_What you need to do_
In the material below, identify each line bearing the word "Dominance". Reproduce those lines.

— Begin Data —

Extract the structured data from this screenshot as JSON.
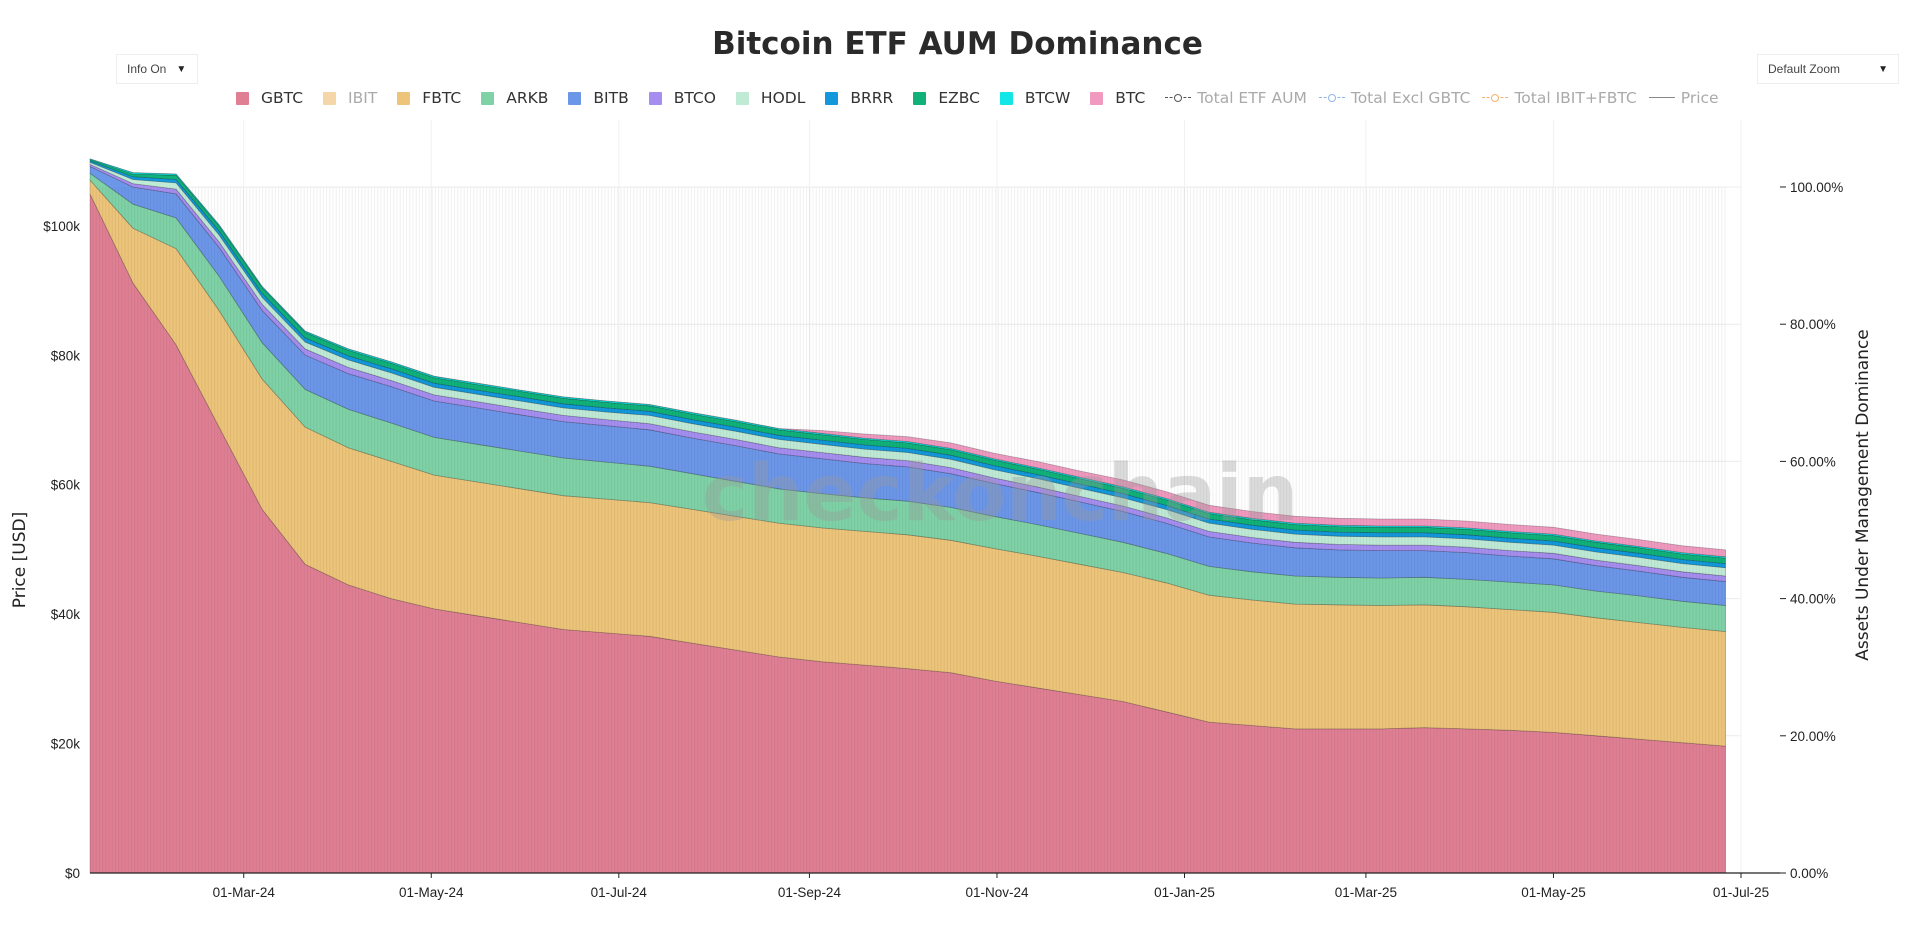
{
  "header": {
    "title": "Bitcoin ETF AUM Dominance"
  },
  "controls": {
    "info_label": "Info On",
    "zoom_label": "Default Zoom",
    "arrow": "▼"
  },
  "watermark": "checkonchain",
  "colors": {
    "GBTC": "#e07f94",
    "IBIT": "#f5d6a8",
    "FBTC": "#ecc47a",
    "ARKB": "#7fd1a6",
    "BITB": "#6c96e8",
    "BTCO": "#a58ef0",
    "HODL": "#bfead6",
    "BRRR": "#1399db",
    "EZBC": "#10b27a",
    "BTCW": "#12e6e6",
    "BTC": "#f09ac0",
    "Total ETF AUM": "#555555",
    "Total Excl GBTC": "#8fb8ea",
    "Total IBIT+FBTC": "#f6b26b",
    "Price": "#888888"
  },
  "chart_data": {
    "type": "area",
    "title": "Bitcoin ETF AUM Dominance",
    "ylabel_left": "Price [USD]",
    "ylabel_right": "Assets Under Management Dominance",
    "y_left_ticks": [
      "$0",
      "$20k",
      "$40k",
      "$60k",
      "$80k",
      "$100k"
    ],
    "y_left_range": [
      0,
      106000
    ],
    "y_right_ticks": [
      "0.00%",
      "20.00%",
      "40.00%",
      "60.00%",
      "80.00%",
      "100.00%"
    ],
    "y_right_range": [
      0,
      100
    ],
    "x_ticks": [
      "01-Mar-24",
      "01-May-24",
      "01-Jul-24",
      "01-Sep-24",
      "01-Nov-24",
      "01-Jan-25",
      "01-Mar-25",
      "01-May-25",
      "01-Jul-25"
    ],
    "x": [
      "2024-01-11",
      "2024-01-25",
      "2024-02-08",
      "2024-02-22",
      "2024-03-07",
      "2024-03-21",
      "2024-04-04",
      "2024-04-18",
      "2024-05-02",
      "2024-05-16",
      "2024-05-30",
      "2024-06-13",
      "2024-06-27",
      "2024-07-11",
      "2024-07-25",
      "2024-08-08",
      "2024-08-22",
      "2024-09-05",
      "2024-09-19",
      "2024-10-03",
      "2024-10-17",
      "2024-10-31",
      "2024-11-14",
      "2024-11-28",
      "2024-12-12",
      "2024-12-26",
      "2025-01-09",
      "2025-01-23",
      "2025-02-06",
      "2025-02-20",
      "2025-03-06",
      "2025-03-20",
      "2025-04-03",
      "2025-04-17",
      "2025-05-01",
      "2025-05-15",
      "2025-05-29",
      "2025-06-12",
      "2025-06-26"
    ],
    "legend": [
      "GBTC",
      "IBIT",
      "FBTC",
      "ARKB",
      "BITB",
      "BTCO",
      "HODL",
      "BRRR",
      "EZBC",
      "BTCW",
      "BTC",
      "Total ETF AUM",
      "Total Excl GBTC",
      "Total IBIT+FBTC",
      "Price"
    ],
    "legend_hidden": [
      "IBIT",
      "Total ETF AUM",
      "Total Excl GBTC",
      "Total IBIT+FBTC",
      "Price"
    ],
    "stack_order": [
      "GBTC",
      "FBTC",
      "ARKB",
      "BITB",
      "BTCO",
      "HODL",
      "BRRR",
      "EZBC",
      "BTCW",
      "BTC"
    ],
    "series": [
      {
        "name": "GBTC",
        "values": [
          99,
          86,
          77,
          65,
          53,
          45,
          42,
          40,
          38.5,
          37.5,
          36.5,
          35.5,
          35,
          34.5,
          33.5,
          32.5,
          31.5,
          30.8,
          30.3,
          29.8,
          29.2,
          28,
          27,
          26,
          25,
          23.5,
          22,
          21.5,
          21,
          21,
          21,
          21.2,
          21,
          20.8,
          20.5,
          20,
          19.5,
          19,
          18.5
        ]
      },
      {
        "name": "FBTC",
        "values": [
          2,
          8,
          14,
          17,
          19,
          20,
          20,
          20,
          19.5,
          19.5,
          19.5,
          19.5,
          19.5,
          19.5,
          19.5,
          19.5,
          19.5,
          19.5,
          19.5,
          19.5,
          19.3,
          19.3,
          19.2,
          19,
          18.8,
          18.8,
          18.5,
          18.3,
          18.2,
          18.1,
          18,
          17.9,
          17.8,
          17.6,
          17.5,
          17.2,
          17,
          16.8,
          16.7
        ]
      },
      {
        "name": "ARKB",
        "values": [
          1,
          3.5,
          4.5,
          5,
          5.3,
          5.5,
          5.6,
          5.6,
          5.5,
          5.5,
          5.5,
          5.5,
          5.4,
          5.3,
          5.2,
          5.1,
          5,
          5,
          4.9,
          4.9,
          4.8,
          4.7,
          4.6,
          4.5,
          4.4,
          4.3,
          4.2,
          4.1,
          4.1,
          4,
          4,
          4,
          4,
          4,
          4,
          3.9,
          3.9,
          3.8,
          3.8
        ]
      },
      {
        "name": "BITB",
        "values": [
          1,
          2.5,
          3.5,
          4.2,
          4.7,
          5,
          5.2,
          5.3,
          5.3,
          5.3,
          5.3,
          5.3,
          5.3,
          5.3,
          5.2,
          5.2,
          5.1,
          5.1,
          5,
          5,
          4.9,
          4.8,
          4.7,
          4.6,
          4.5,
          4.4,
          4.3,
          4.2,
          4.1,
          4,
          4,
          3.9,
          3.9,
          3.8,
          3.8,
          3.7,
          3.6,
          3.5,
          3.5
        ]
      },
      {
        "name": "BTCO",
        "values": [
          0.3,
          0.5,
          0.7,
          0.8,
          0.9,
          0.9,
          0.9,
          0.9,
          0.9,
          0.9,
          0.9,
          0.9,
          0.9,
          0.9,
          0.9,
          0.9,
          0.9,
          0.9,
          0.9,
          0.9,
          0.9,
          0.8,
          0.8,
          0.8,
          0.8,
          0.8,
          0.8,
          0.8,
          0.8,
          0.8,
          0.8,
          0.8,
          0.8,
          0.8,
          0.8,
          0.8,
          0.8,
          0.8,
          0.8
        ]
      },
      {
        "name": "HODL",
        "values": [
          0.3,
          0.6,
          0.9,
          1,
          1,
          1,
          1.1,
          1.1,
          1.1,
          1.1,
          1.1,
          1.1,
          1.1,
          1.2,
          1.2,
          1.2,
          1.2,
          1.2,
          1.2,
          1.2,
          1.2,
          1.2,
          1.2,
          1.2,
          1.2,
          1.2,
          1.2,
          1.2,
          1.2,
          1.2,
          1.2,
          1.2,
          1.2,
          1.2,
          1.2,
          1.2,
          1.2,
          1.2,
          1.2
        ]
      },
      {
        "name": "BRRR",
        "values": [
          0.2,
          0.4,
          0.5,
          0.6,
          0.6,
          0.6,
          0.6,
          0.6,
          0.6,
          0.6,
          0.6,
          0.6,
          0.6,
          0.6,
          0.6,
          0.6,
          0.6,
          0.6,
          0.6,
          0.6,
          0.6,
          0.6,
          0.6,
          0.6,
          0.6,
          0.6,
          0.6,
          0.6,
          0.6,
          0.6,
          0.6,
          0.6,
          0.6,
          0.6,
          0.6,
          0.6,
          0.6,
          0.6,
          0.6
        ]
      },
      {
        "name": "EZBC",
        "values": [
          0.2,
          0.4,
          0.6,
          0.7,
          0.8,
          0.8,
          0.8,
          0.8,
          0.8,
          0.8,
          0.8,
          0.8,
          0.8,
          0.8,
          0.8,
          0.8,
          0.8,
          0.8,
          0.8,
          0.8,
          0.8,
          0.8,
          0.8,
          0.8,
          0.8,
          0.8,
          0.8,
          0.8,
          0.8,
          0.8,
          0.8,
          0.8,
          0.8,
          0.8,
          0.8,
          0.8,
          0.8,
          0.8,
          0.8
        ]
      },
      {
        "name": "BTCW",
        "values": [
          0.1,
          0.2,
          0.2,
          0.2,
          0.2,
          0.2,
          0.2,
          0.2,
          0.2,
          0.2,
          0.2,
          0.2,
          0.2,
          0.2,
          0.2,
          0.2,
          0.2,
          0.2,
          0.2,
          0.2,
          0.2,
          0.2,
          0.2,
          0.2,
          0.2,
          0.2,
          0.2,
          0.2,
          0.2,
          0.2,
          0.2,
          0.2,
          0.2,
          0.2,
          0.2,
          0.2,
          0.2,
          0.2,
          0.2
        ]
      },
      {
        "name": "BTC",
        "values": [
          0,
          0,
          0,
          0,
          0,
          0,
          0,
          0,
          0,
          0,
          0,
          0,
          0,
          0,
          0,
          0,
          0,
          0.4,
          0.6,
          0.7,
          0.8,
          0.8,
          0.9,
          0.9,
          1,
          1,
          1,
          1,
          1,
          1,
          1,
          1,
          1,
          1,
          1,
          1,
          1,
          1,
          1
        ]
      }
    ]
  }
}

— End Data —

_Reply_
    "title": "Bitcoin ETF AUM Dominance"
    "title": "Bitcoin ETF AUM Dominance",
    "ylabel_right": "Assets Under Management Dominance",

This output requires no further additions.